___ Provided entries ___

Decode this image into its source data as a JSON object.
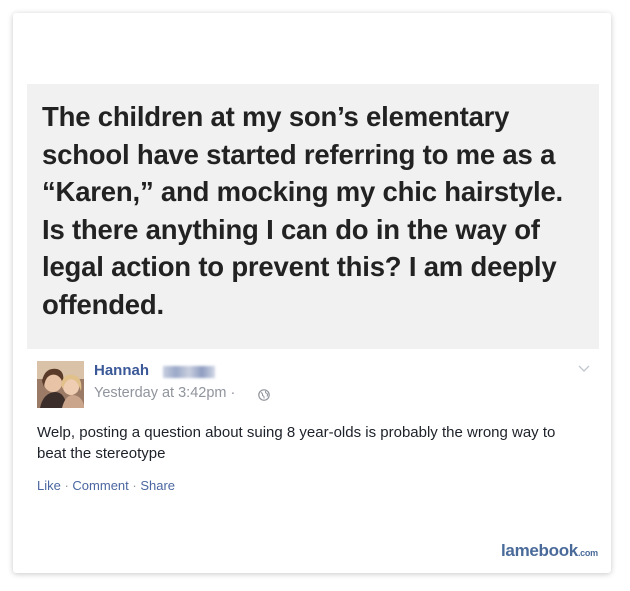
{
  "post": {
    "quote_text": "The children at my son’s elementary school have started referring to me as a “Karen,” and mocking my chic hairstyle. Is there anything I can do in the way of legal action to prevent this? I am deeply offended."
  },
  "comment": {
    "author_name": "Hannah",
    "timestamp": "Yesterday at 3:42pm ·",
    "text": "Welp, posting a question about suing 8 year-olds is probably the wrong way to beat the stereotype",
    "actions": {
      "like": "Like",
      "comment": "Comment",
      "share": "Share",
      "separator": " · "
    }
  },
  "watermark": {
    "brand": "lamebook",
    "tld": ".com"
  },
  "colors": {
    "link_blue": "#3b5998",
    "action_blue": "#4b67a1",
    "meta_gray": "#90949c",
    "quote_bg": "#f1f1f1",
    "quote_text": "#222222"
  },
  "icons": {
    "privacy": "globe-icon",
    "menu": "chevron-down-icon",
    "profile": "avatar"
  }
}
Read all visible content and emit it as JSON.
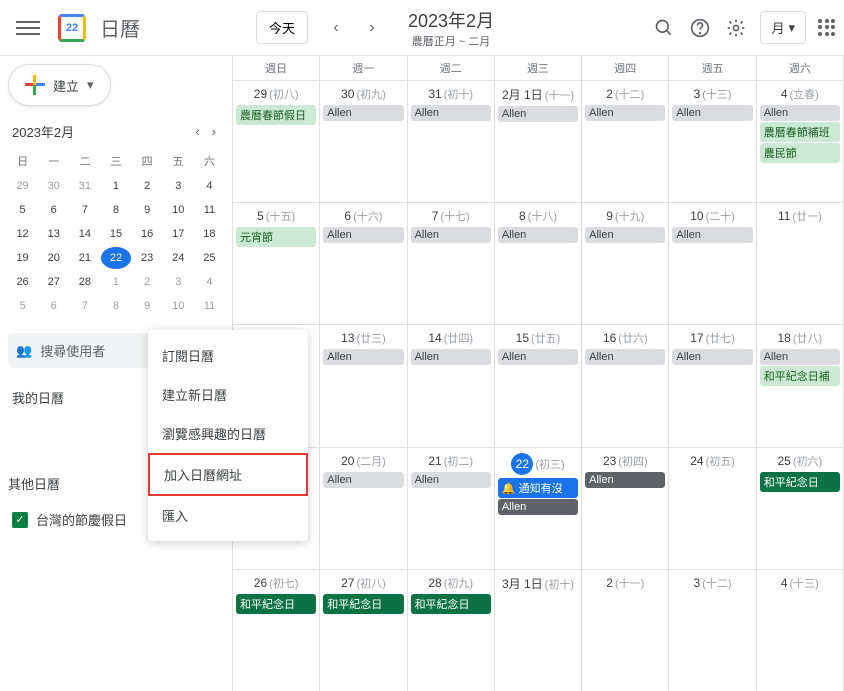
{
  "header": {
    "app_title": "日曆",
    "logo_day": "22",
    "today_btn": "今天",
    "period_main": "2023年2月",
    "period_sub": "農曆正月 ~ 二月",
    "view_label": "月"
  },
  "sidebar": {
    "create_label": "建立",
    "mini_title": "2023年2月",
    "dow": [
      "日",
      "一",
      "二",
      "三",
      "四",
      "五",
      "六"
    ],
    "days": [
      {
        "n": "29",
        "o": true
      },
      {
        "n": "30",
        "o": true
      },
      {
        "n": "31",
        "o": true
      },
      {
        "n": "1"
      },
      {
        "n": "2"
      },
      {
        "n": "3"
      },
      {
        "n": "4"
      },
      {
        "n": "5"
      },
      {
        "n": "6"
      },
      {
        "n": "7"
      },
      {
        "n": "8"
      },
      {
        "n": "9"
      },
      {
        "n": "10"
      },
      {
        "n": "11"
      },
      {
        "n": "12"
      },
      {
        "n": "13"
      },
      {
        "n": "14"
      },
      {
        "n": "15"
      },
      {
        "n": "16"
      },
      {
        "n": "17"
      },
      {
        "n": "18"
      },
      {
        "n": "19"
      },
      {
        "n": "20"
      },
      {
        "n": "21"
      },
      {
        "n": "22",
        "t": true
      },
      {
        "n": "23"
      },
      {
        "n": "24"
      },
      {
        "n": "25"
      },
      {
        "n": "26"
      },
      {
        "n": "27"
      },
      {
        "n": "28"
      },
      {
        "n": "1",
        "o": true
      },
      {
        "n": "2",
        "o": true
      },
      {
        "n": "3",
        "o": true
      },
      {
        "n": "4",
        "o": true
      },
      {
        "n": "5",
        "o": true
      },
      {
        "n": "6",
        "o": true
      },
      {
        "n": "7",
        "o": true
      },
      {
        "n": "8",
        "o": true
      },
      {
        "n": "9",
        "o": true
      },
      {
        "n": "10",
        "o": true
      },
      {
        "n": "11",
        "o": true
      }
    ],
    "search_placeholder": "搜尋使用者",
    "my_calendars": "我的日曆",
    "other_calendars": "其他日曆",
    "taiwan_holidays": "台灣的節慶假日"
  },
  "menu": {
    "subscribe": "訂閱日曆",
    "create_new": "建立新日曆",
    "browse": "瀏覽感興趣的日曆",
    "add_url": "加入日曆網址",
    "import": "匯入"
  },
  "grid": {
    "dow": [
      "週日",
      "週一",
      "週二",
      "週三",
      "週四",
      "週五",
      "週六"
    ],
    "weeks": [
      [
        {
          "num": "29",
          "lunar": "(初八)",
          "events": [
            {
              "t": "農曆春節假日",
              "c": "green"
            }
          ]
        },
        {
          "num": "30",
          "lunar": "(初九)",
          "events": [
            {
              "t": "Allen",
              "c": "gray"
            }
          ]
        },
        {
          "num": "31",
          "lunar": "(初十)",
          "events": [
            {
              "t": "Allen",
              "c": "gray"
            }
          ]
        },
        {
          "num": "2月 1日",
          "lunar": "(十一)",
          "events": [
            {
              "t": "Allen",
              "c": "gray"
            }
          ]
        },
        {
          "num": "2",
          "lunar": "(十二)",
          "events": [
            {
              "t": "Allen",
              "c": "gray"
            }
          ]
        },
        {
          "num": "3",
          "lunar": "(十三)",
          "events": [
            {
              "t": "Allen",
              "c": "gray"
            }
          ]
        },
        {
          "num": "4",
          "lunar": "(立春)",
          "events": [
            {
              "t": "Allen",
              "c": "gray"
            },
            {
              "t": "農曆春節補班",
              "c": "green"
            },
            {
              "t": "農民節",
              "c": "green"
            }
          ]
        }
      ],
      [
        {
          "num": "5",
          "lunar": "(十五)",
          "events": [
            {
              "t": "元宵節",
              "c": "green"
            }
          ]
        },
        {
          "num": "6",
          "lunar": "(十六)",
          "events": [
            {
              "t": "Allen",
              "c": "gray"
            }
          ]
        },
        {
          "num": "7",
          "lunar": "(十七)",
          "events": [
            {
              "t": "Allen",
              "c": "gray"
            }
          ]
        },
        {
          "num": "8",
          "lunar": "(十八)",
          "events": [
            {
              "t": "Allen",
              "c": "gray"
            }
          ]
        },
        {
          "num": "9",
          "lunar": "(十九)",
          "events": [
            {
              "t": "Allen",
              "c": "gray"
            }
          ]
        },
        {
          "num": "10",
          "lunar": "(二十)",
          "events": [
            {
              "t": "Allen",
              "c": "gray"
            }
          ]
        },
        {
          "num": "11",
          "lunar": "(廿一)",
          "events": []
        }
      ],
      [
        {
          "num": "",
          "lunar": "",
          "events": []
        },
        {
          "num": "13",
          "lunar": "(廿三)",
          "events": [
            {
              "t": "Allen",
              "c": "gray"
            }
          ]
        },
        {
          "num": "14",
          "lunar": "(廿四)",
          "events": [
            {
              "t": "Allen",
              "c": "gray"
            }
          ]
        },
        {
          "num": "15",
          "lunar": "(廿五)",
          "events": [
            {
              "t": "Allen",
              "c": "gray"
            }
          ]
        },
        {
          "num": "16",
          "lunar": "(廿六)",
          "events": [
            {
              "t": "Allen",
              "c": "gray"
            }
          ]
        },
        {
          "num": "17",
          "lunar": "(廿七)",
          "events": [
            {
              "t": "Allen",
              "c": "gray"
            }
          ]
        },
        {
          "num": "18",
          "lunar": "(廿八)",
          "events": [
            {
              "t": "Allen",
              "c": "gray"
            },
            {
              "t": "和平紀念日補",
              "c": "green"
            }
          ]
        }
      ],
      [
        {
          "num": "",
          "lunar": "",
          "events": []
        },
        {
          "num": "20",
          "lunar": "(二月)",
          "events": [
            {
              "t": "Allen",
              "c": "gray"
            }
          ]
        },
        {
          "num": "21",
          "lunar": "(初二)",
          "events": [
            {
              "t": "Allen",
              "c": "gray"
            }
          ]
        },
        {
          "num": "22",
          "lunar": "(初三)",
          "today": true,
          "events": [
            {
              "t": "🔔 通知有沒",
              "c": "blue"
            },
            {
              "t": "Allen",
              "c": "dark"
            }
          ]
        },
        {
          "num": "23",
          "lunar": "(初四)",
          "events": [
            {
              "t": "Allen",
              "c": "dark"
            }
          ]
        },
        {
          "num": "24",
          "lunar": "(初五)",
          "events": []
        },
        {
          "num": "25",
          "lunar": "(初六)",
          "events": [
            {
              "t": "和平紀念日",
              "c": "darkgreen"
            }
          ]
        }
      ],
      [
        {
          "num": "26",
          "lunar": "(初七)",
          "events": [
            {
              "t": "和平紀念日",
              "c": "darkgreen"
            }
          ]
        },
        {
          "num": "27",
          "lunar": "(初八)",
          "events": [
            {
              "t": "和平紀念日",
              "c": "darkgreen"
            }
          ]
        },
        {
          "num": "28",
          "lunar": "(初九)",
          "events": [
            {
              "t": "和平紀念日",
              "c": "darkgreen"
            }
          ]
        },
        {
          "num": "3月 1日",
          "lunar": "(初十)",
          "events": []
        },
        {
          "num": "2",
          "lunar": "(十一)",
          "events": []
        },
        {
          "num": "3",
          "lunar": "(十二)",
          "events": []
        },
        {
          "num": "4",
          "lunar": "(十三)",
          "events": []
        }
      ]
    ]
  }
}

___

* _Problem to solve_: Which lines hold the word "this"? Show each one.

* _Exercise response_:
Decode this image into its source data as a JSON object.
    "quote_text": "The children at my son’s elementary school have started referring to me as a “Karen,” and mocking my chic hairstyle. Is there anything I can do in the way of legal action to prevent this? I am deeply offended."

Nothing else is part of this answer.